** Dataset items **
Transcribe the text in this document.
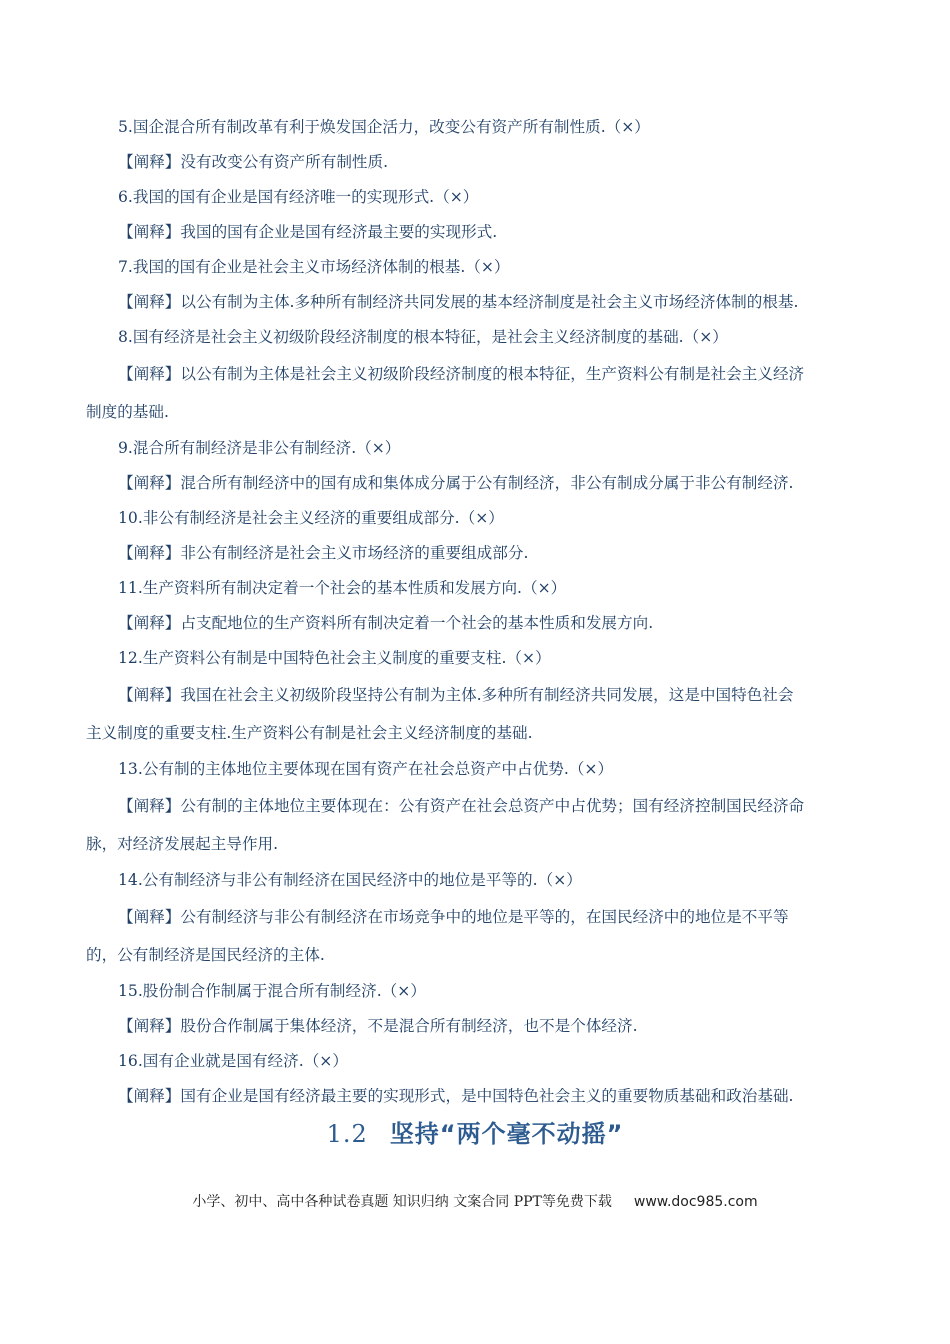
5.国企混合所有制改革有利于焕发国企活力，改变公有资产所有制性质.（×）
【阐释】没有改变公有资产所有制性质.
6.我国的国有企业是国有经济唯一的实现形式.（×）
【阐释】我国的国有企业是国有经济最主要的实现形式.
7.我国的国有企业是社会主义市场经济体制的根基.（×）
【阐释】以公有制为主体.多种所有制经济共同发展的基本经济制度是社会主义市场经济体制的根基.
8.国有经济是社会主义初级阶段经济制度的根本特征，是社会主义经济制度的基础.（×）
【阐释】以公有制为主体是社会主义初级阶段经济制度的根本特征，生产资料公有制是社会主义经济
制度的基础.
9.混合所有制经济是非公有制经济.（×）
【阐释】混合所有制经济中的国有成和集体成分属于公有制经济，非公有制成分属于非公有制经济.
10.非公有制经济是社会主义经济的重要组成部分.（×）
【阐释】非公有制经济是社会主义市场经济的重要组成部分.
11.生产资料所有制决定着一个社会的基本性质和发展方向.（×）
【阐释】占支配地位的生产资料所有制决定着一个社会的基本性质和发展方向.
12.生产资料公有制是中国特色社会主义制度的重要支柱.（×）
【阐释】我国在社会主义初级阶段坚持公有制为主体.多种所有制经济共同发展，这是中国特色社会
主义制度的重要支柱.生产资料公有制是社会主义经济制度的基础.
13.公有制的主体地位主要体现在国有资产在社会总资产中占优势.（×）
【阐释】公有制的主体地位主要体现在：公有资产在社会总资产中占优势；国有经济控制国民经济命
脉，对经济发展起主导作用.
14.公有制经济与非公有制经济在国民经济中的地位是平等的.（×）
【阐释】公有制经济与非公有制经济在市场竞争中的地位是平等的，在国民经济中的地位是不平等
的，公有制经济是国民经济的主体.
15.股份制合作制属于混合所有制经济.（×）
【阐释】股份合作制属于集体经济，不是混合所有制经济，也不是个体经济.
16.国有企业就是国有经济.（×）
【阐释】国有企业是国有经济最主要的实现形式，是中国特色社会主义的重要物质基础和政治基础.
1.2 坚持“两个毫不动摇”
小学、初中、高中各种试卷真题 知识归纳 文案合同 PPT等免费下载 www.doc985.com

** What the task asks **
Reproduce the material in full, word for word, and omit the pictures.

** Output for this exercise **
Transcribe the text in this document.
5.国企混合所有制改革有利于焕发国企活力，改变公有资产所有制性质.（×）
【阐释】没有改变公有资产所有制性质.
6.我国的国有企业是国有经济唯一的实现形式.（×）
【阐释】我国的国有企业是国有经济最主要的实现形式.
7.我国的国有企业是社会主义市场经济体制的根基.（×）
【阐释】以公有制为主体.多种所有制经济共同发展的基本经济制度是社会主义市场经济体制的根基.
8.国有经济是社会主义初级阶段经济制度的根本特征，是社会主义经济制度的基础.（×）
【阐释】以公有制为主体是社会主义初级阶段经济制度的根本特征，生产资料公有制是社会主义经济
制度的基础.
9.混合所有制经济是非公有制经济.（×）
【阐释】混合所有制经济中的国有成和集体成分属于公有制经济，非公有制成分属于非公有制经济.
10.非公有制经济是社会主义经济的重要组成部分.（×）
【阐释】非公有制经济是社会主义市场经济的重要组成部分.
11.生产资料所有制决定着一个社会的基本性质和发展方向.（×）
【阐释】占支配地位的生产资料所有制决定着一个社会的基本性质和发展方向.
12.生产资料公有制是中国特色社会主义制度的重要支柱.（×）
【阐释】我国在社会主义初级阶段坚持公有制为主体.多种所有制经济共同发展，这是中国特色社会
主义制度的重要支柱.生产资料公有制是社会主义经济制度的基础.
13.公有制的主体地位主要体现在国有资产在社会总资产中占优势.（×）
【阐释】公有制的主体地位主要体现在：公有资产在社会总资产中占优势；国有经济控制国民经济命
脉，对经济发展起主导作用.
14.公有制经济与非公有制经济在国民经济中的地位是平等的.（×）
【阐释】公有制经济与非公有制经济在市场竞争中的地位是平等的，在国民经济中的地位是不平等
的，公有制经济是国民经济的主体.
15.股份制合作制属于混合所有制经济.（×）
【阐释】股份合作制属于集体经济，不是混合所有制经济，也不是个体经济.
16.国有企业就是国有经济.（×）
【阐释】国有企业是国有经济最主要的实现形式，是中国特色社会主义的重要物质基础和政治基础.
1.2 坚持“两个毫不动摇”
小学、初中、高中各种试卷真题 知识归纳 文案合同 PPT等免费下载 www.doc985.com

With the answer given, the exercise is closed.